[start of Material for the task]

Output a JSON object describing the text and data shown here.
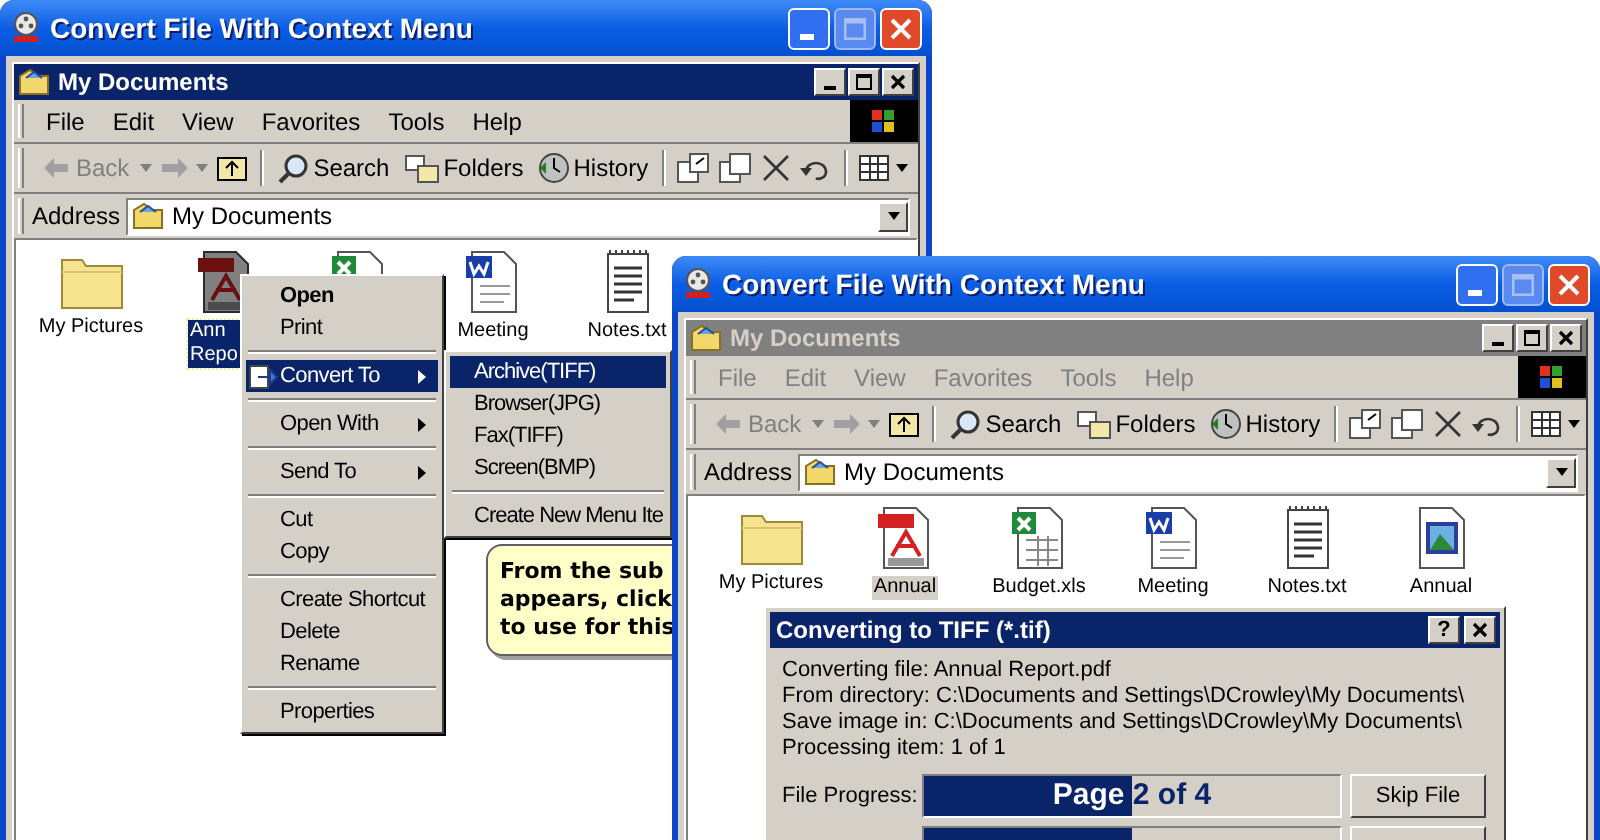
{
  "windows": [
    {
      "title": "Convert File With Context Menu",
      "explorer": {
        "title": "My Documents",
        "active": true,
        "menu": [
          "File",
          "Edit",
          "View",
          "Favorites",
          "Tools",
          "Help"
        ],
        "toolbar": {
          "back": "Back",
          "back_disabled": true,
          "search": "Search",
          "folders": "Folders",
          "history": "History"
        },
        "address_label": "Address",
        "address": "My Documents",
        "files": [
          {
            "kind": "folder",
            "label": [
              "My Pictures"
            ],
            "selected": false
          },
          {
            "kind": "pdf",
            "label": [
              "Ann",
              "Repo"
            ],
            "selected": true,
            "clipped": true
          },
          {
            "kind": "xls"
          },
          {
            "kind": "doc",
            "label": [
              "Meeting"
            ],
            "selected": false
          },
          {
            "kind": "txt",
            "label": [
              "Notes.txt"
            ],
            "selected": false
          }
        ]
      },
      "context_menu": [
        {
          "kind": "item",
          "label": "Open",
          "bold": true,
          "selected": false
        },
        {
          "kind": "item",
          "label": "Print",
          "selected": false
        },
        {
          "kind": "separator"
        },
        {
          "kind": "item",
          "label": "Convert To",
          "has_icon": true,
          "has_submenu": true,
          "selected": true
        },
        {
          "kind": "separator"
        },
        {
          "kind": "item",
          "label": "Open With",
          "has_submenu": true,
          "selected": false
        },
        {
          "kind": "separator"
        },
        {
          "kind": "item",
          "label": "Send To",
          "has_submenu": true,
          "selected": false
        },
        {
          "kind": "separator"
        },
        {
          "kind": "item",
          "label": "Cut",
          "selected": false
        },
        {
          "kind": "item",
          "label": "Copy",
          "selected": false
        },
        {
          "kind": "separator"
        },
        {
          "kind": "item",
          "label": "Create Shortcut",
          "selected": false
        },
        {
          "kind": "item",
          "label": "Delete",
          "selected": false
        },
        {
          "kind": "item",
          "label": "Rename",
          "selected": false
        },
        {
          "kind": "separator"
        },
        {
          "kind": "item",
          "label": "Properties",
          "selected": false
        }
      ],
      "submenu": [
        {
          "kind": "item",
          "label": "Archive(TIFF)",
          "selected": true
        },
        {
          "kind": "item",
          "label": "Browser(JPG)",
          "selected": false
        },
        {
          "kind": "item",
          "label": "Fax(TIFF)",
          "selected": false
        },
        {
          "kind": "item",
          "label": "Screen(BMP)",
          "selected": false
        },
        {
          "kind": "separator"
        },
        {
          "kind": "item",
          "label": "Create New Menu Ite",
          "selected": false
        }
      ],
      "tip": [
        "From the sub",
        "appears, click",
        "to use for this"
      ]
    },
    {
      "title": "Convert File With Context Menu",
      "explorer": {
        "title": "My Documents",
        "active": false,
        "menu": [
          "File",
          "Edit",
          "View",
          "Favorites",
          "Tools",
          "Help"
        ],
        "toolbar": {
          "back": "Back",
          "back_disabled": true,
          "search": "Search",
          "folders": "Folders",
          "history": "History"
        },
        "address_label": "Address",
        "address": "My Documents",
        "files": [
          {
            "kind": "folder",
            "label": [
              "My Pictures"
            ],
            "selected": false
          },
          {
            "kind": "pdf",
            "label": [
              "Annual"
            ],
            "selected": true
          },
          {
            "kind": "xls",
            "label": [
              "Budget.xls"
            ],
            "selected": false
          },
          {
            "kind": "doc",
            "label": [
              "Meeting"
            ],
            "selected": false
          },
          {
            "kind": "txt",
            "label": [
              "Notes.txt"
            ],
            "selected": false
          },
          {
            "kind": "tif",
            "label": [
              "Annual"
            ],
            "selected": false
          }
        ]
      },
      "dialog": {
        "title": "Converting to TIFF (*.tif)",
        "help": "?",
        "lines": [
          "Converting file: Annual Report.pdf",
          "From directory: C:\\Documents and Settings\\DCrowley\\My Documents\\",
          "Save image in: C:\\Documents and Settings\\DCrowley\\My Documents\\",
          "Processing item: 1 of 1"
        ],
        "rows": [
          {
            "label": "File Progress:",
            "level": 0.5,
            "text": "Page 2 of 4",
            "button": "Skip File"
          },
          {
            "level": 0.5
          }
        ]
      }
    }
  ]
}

[end of Material for the task]
[start of Material for the task]

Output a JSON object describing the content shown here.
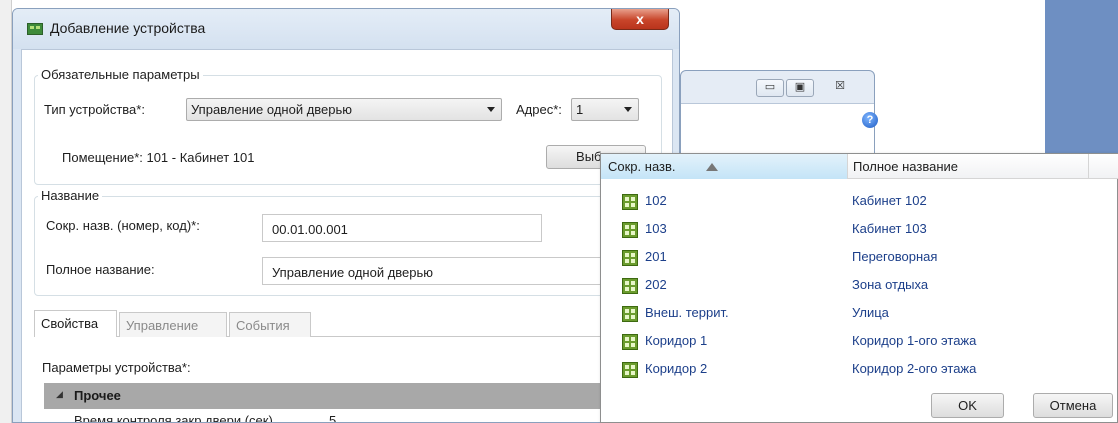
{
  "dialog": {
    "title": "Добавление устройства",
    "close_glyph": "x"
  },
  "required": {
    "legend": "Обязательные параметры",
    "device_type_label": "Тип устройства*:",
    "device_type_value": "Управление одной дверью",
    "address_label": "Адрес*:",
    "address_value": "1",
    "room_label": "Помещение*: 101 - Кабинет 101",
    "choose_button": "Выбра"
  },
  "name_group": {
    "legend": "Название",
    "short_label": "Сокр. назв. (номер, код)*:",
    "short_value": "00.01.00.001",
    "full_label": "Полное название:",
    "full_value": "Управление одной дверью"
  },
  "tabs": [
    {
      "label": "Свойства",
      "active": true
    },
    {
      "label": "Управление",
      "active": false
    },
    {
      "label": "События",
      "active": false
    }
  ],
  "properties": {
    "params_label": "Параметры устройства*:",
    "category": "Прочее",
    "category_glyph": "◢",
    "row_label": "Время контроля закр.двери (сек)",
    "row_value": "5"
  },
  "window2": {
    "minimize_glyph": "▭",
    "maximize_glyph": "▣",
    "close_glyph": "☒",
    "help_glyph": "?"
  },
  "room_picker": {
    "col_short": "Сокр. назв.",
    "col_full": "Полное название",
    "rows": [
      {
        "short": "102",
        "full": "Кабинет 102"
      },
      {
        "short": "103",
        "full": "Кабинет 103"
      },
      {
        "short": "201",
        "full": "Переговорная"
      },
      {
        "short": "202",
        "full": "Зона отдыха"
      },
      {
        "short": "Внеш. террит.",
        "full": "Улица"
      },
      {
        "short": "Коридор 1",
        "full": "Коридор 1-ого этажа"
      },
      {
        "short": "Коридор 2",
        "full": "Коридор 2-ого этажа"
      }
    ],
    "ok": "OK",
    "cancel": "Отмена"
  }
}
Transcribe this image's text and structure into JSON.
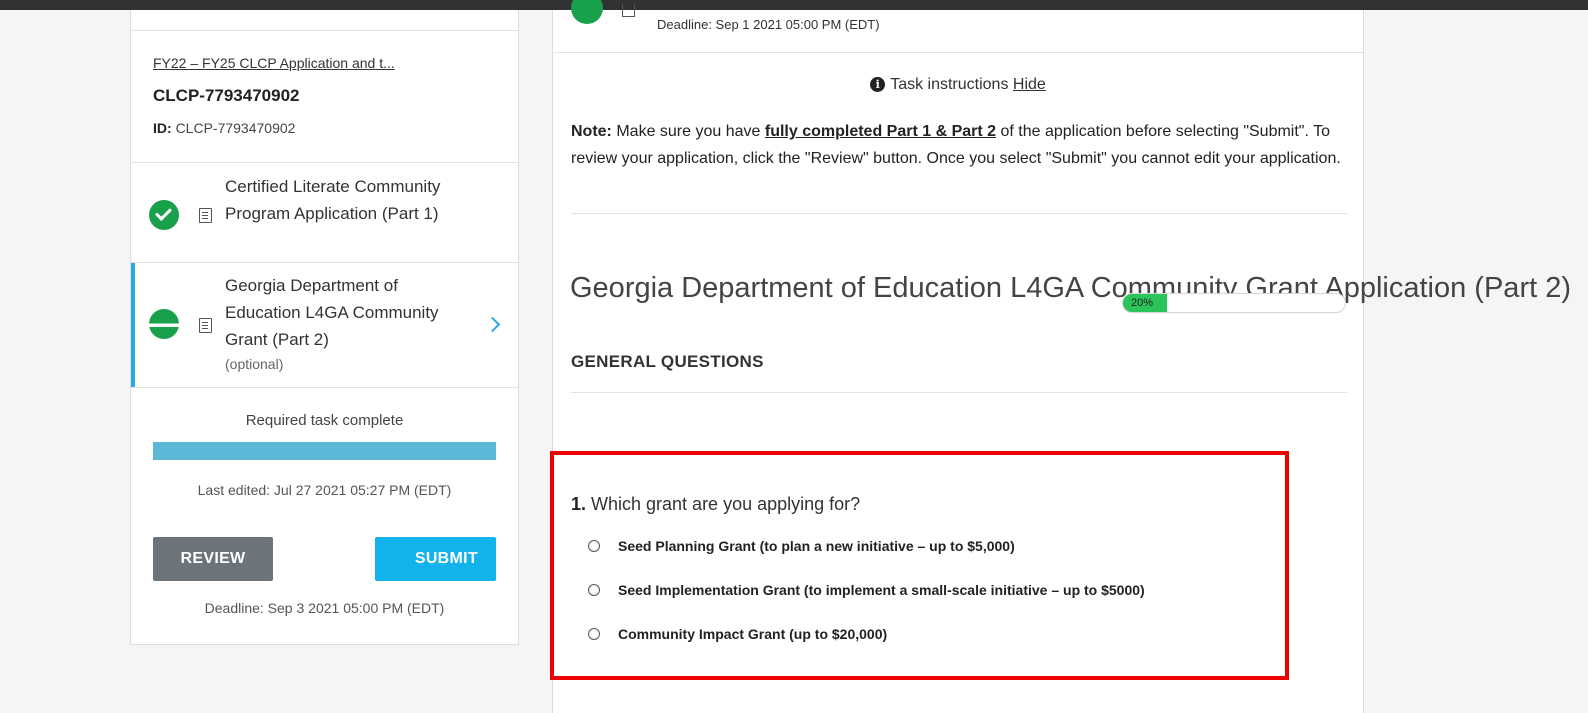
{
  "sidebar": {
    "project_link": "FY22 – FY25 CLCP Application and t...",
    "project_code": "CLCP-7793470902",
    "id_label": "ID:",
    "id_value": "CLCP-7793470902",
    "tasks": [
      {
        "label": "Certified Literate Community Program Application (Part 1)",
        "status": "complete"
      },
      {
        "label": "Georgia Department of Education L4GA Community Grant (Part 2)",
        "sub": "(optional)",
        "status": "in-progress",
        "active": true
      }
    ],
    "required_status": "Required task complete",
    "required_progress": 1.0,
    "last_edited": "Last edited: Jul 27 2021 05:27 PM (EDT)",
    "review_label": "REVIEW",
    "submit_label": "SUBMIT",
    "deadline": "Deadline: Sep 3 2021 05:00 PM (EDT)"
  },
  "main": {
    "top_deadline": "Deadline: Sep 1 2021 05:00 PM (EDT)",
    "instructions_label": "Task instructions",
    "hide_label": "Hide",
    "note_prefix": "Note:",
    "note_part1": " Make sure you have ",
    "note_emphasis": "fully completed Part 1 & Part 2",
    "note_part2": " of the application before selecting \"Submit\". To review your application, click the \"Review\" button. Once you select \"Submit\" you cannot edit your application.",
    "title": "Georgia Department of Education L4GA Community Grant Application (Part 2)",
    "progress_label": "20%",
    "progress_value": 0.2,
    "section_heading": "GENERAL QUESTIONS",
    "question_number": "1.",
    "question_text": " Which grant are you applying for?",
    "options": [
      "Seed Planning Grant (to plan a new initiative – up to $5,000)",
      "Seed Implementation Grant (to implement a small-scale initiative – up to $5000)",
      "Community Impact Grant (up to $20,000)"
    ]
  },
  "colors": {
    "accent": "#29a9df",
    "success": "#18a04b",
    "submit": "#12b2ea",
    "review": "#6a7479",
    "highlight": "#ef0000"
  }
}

[end of Material for the task]

> [Required work]: Using the records above, list each line that includes "Settings".

> [Response]:
          "From directory: C:\\Documents and Settings\\DCrowley\\My Documents\\",
          "Save image in: C:\\Documents and Settings\\DCrowley\\My Documents\\",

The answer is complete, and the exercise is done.